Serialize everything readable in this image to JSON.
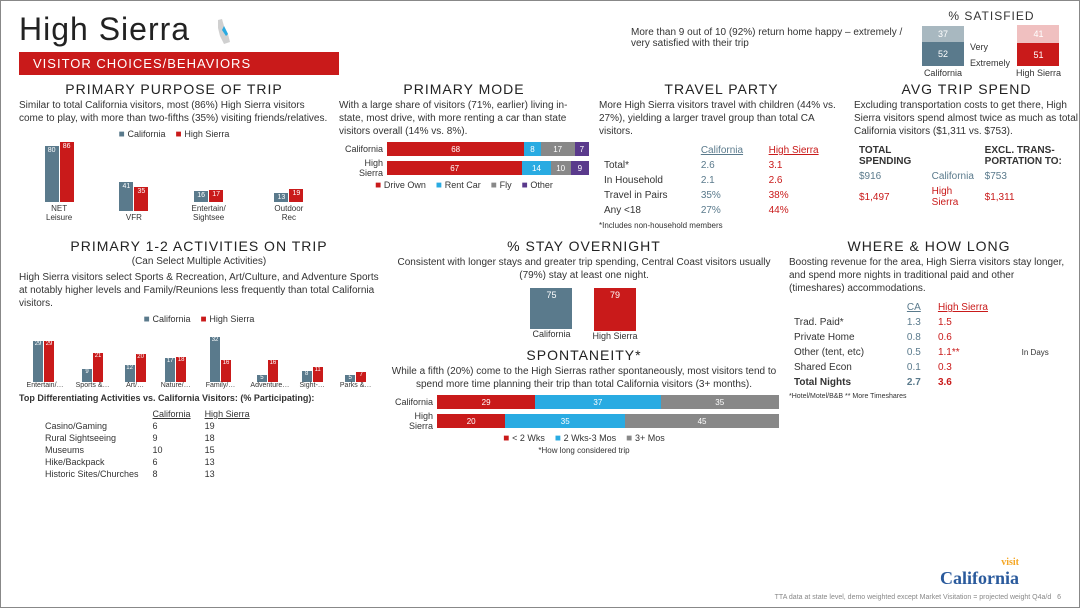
{
  "title": "High Sierra",
  "section": "VISITOR CHOICES/BEHAVIORS",
  "sat": {
    "heading": "% SATISFIED",
    "text": "More than 9 out of 10 (92%) return home happy – extremely / very satisfied with their trip",
    "labels": {
      "very": "Very",
      "ext": "Extremely",
      "ca": "California",
      "hs": "High Sierra"
    },
    "ca": {
      "very": 37,
      "ext": 52
    },
    "hs": {
      "very": 41,
      "ext": 51
    },
    "colors": {
      "ca_very": "#a8b8c0",
      "ca_ext": "#5a7a8c",
      "hs_very": "#f0c0c0",
      "hs_ext": "#c91a1a"
    }
  },
  "purpose": {
    "heading": "PRIMARY PURPOSE OF TRIP",
    "text": "Similar to total California visitors, most (86%) High Sierra visitors come to play, with more than two-fifths (35%) visiting friends/relatives.",
    "cats": [
      "NET Leisure",
      "VFR",
      "Entertain/ Sightsee",
      "Outdoor Rec"
    ],
    "ca": [
      80,
      41,
      16,
      13
    ],
    "hs": [
      86,
      35,
      17,
      19
    ],
    "colors": {
      "ca": "#5a7a8c",
      "hs": "#c91a1a"
    }
  },
  "mode": {
    "heading": "PRIMARY MODE",
    "text": "With a large share of visitors (71%, earlier) living in-state, most drive, with more renting  a car than state visitors overall (14% vs. 8%).",
    "rows": [
      "California",
      "High Sierra"
    ],
    "segs": [
      "Drive Own",
      "Rent Car",
      "Fly",
      "Other"
    ],
    "data": [
      [
        68,
        8,
        17,
        7
      ],
      [
        67,
        14,
        10,
        9
      ]
    ],
    "colors": [
      "#c91a1a",
      "#29abe2",
      "#888888",
      "#5a3a8c"
    ]
  },
  "party": {
    "heading": "TRAVEL PARTY",
    "text": "More High Sierra visitors travel with children (44% vs. 27%), yielding a larger travel group than total CA visitors.",
    "cols": [
      "California",
      "High Sierra"
    ],
    "rows": [
      [
        "Total*",
        "2.6",
        "3.1"
      ],
      [
        "In Household",
        "2.1",
        "2.6"
      ],
      [
        "Travel in Pairs",
        "35%",
        "38%"
      ],
      [
        "Any <18",
        "27%",
        "44%"
      ]
    ],
    "note": "*Includes non-household members"
  },
  "spend": {
    "heading": "AVG TRIP SPEND",
    "text": "Excluding transportation costs to get there, High Sierra visitors spend almost twice as much as total California visitors ($1,311 vs. $753).",
    "total_lbl": "TOTAL SPENDING",
    "excl_lbl": "EXCL. TRANS-PORTATION TO:",
    "ca": {
      "lbl": "California",
      "total": "$916",
      "excl": "$753"
    },
    "hs": {
      "lbl": "High Sierra",
      "total": "$1,497",
      "excl": "$1,311"
    }
  },
  "activities": {
    "heading": "PRIMARY 1-2 ACTIVITIES ON TRIP",
    "sub": "(Can Select Multiple Activities)",
    "text": "High Sierra visitors select Sports & Recreation, Art/Culture, and Adventure Sports at notably higher levels and Family/Reunions less frequently than total California visitors.",
    "cats": [
      "Entertain/…",
      "Sports &…",
      "Art/…",
      "Nature/…",
      "Family/…",
      "Adventure…",
      "Sight-…",
      "Parks &…"
    ],
    "ca": [
      29,
      9,
      12,
      17,
      32,
      5,
      8,
      5
    ],
    "hs": [
      29,
      21,
      20,
      18,
      16,
      16,
      11,
      7
    ],
    "diff_heading": "Top Differentiating Activities vs. California Visitors:  (% Participating):",
    "diff_cols": [
      "California",
      "High Sierra"
    ],
    "diff": [
      [
        "Casino/Gaming",
        "6",
        "19"
      ],
      [
        "Rural Sightseeing",
        "9",
        "18"
      ],
      [
        "Museums",
        "10",
        "15"
      ],
      [
        "Hike/Backpack",
        "6",
        "13"
      ],
      [
        "Historic Sites/Churches",
        "8",
        "13"
      ]
    ]
  },
  "overnight": {
    "heading": "% STAY OVERNIGHT",
    "text": "Consistent with longer stays and greater trip spending, Central Coast visitors usually (79%) stay at least one night.",
    "ca": {
      "lbl": "California",
      "v": 75
    },
    "hs": {
      "lbl": "High Sierra",
      "v": 79
    },
    "colors": {
      "ca": "#5a7a8c",
      "hs": "#c91a1a"
    }
  },
  "spont": {
    "heading": "SPONTANEITY*",
    "text": "While a fifth (20%) come to the High Sierras rather spontaneously, most visitors tend to spend more time planning their trip than total California visitors (3+ months).",
    "rows": [
      "California",
      "High Sierra"
    ],
    "segs": [
      "< 2 Wks",
      "2 Wks-3 Mos",
      "3+ Mos"
    ],
    "data": [
      [
        29,
        37,
        35
      ],
      [
        20,
        35,
        45
      ]
    ],
    "colors": [
      "#c91a1a",
      "#29abe2",
      "#888888"
    ],
    "note": "*How long considered trip"
  },
  "where": {
    "heading": "WHERE & HOW LONG",
    "text": "Boosting revenue for the area, High Sierra visitors stay longer, and spend more nights in traditional paid and other (timeshares) accommodations.",
    "cols": [
      "CA",
      "High Sierra"
    ],
    "unit": "In Days",
    "rows": [
      [
        "Trad. Paid*",
        "1.3",
        "1.5"
      ],
      [
        "Private Home",
        "0.8",
        "0.6"
      ],
      [
        "Other (tent, etc)",
        "0.5",
        "1.1**"
      ],
      [
        "Shared Econ",
        "0.1",
        "0.3"
      ]
    ],
    "total": [
      "Total Nights",
      "2.7",
      "3.6"
    ],
    "note": "*Hotel/Motel/B&B ** More Timeshares"
  },
  "footer": "TTA data at state level, demo weighted except Market Visitation = projected weight Q4a/d",
  "page": "6",
  "logo": {
    "top": "visit",
    "bot": "California"
  }
}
***
Collect the lines of the data that carry the word "Sports".

    "text": "High Sierra visitors select Sports & Recreation, Art/Culture, and Adventure Sports at notably higher levels and Family/Reunions less frequently than total California visitors.",
      "Sports &…",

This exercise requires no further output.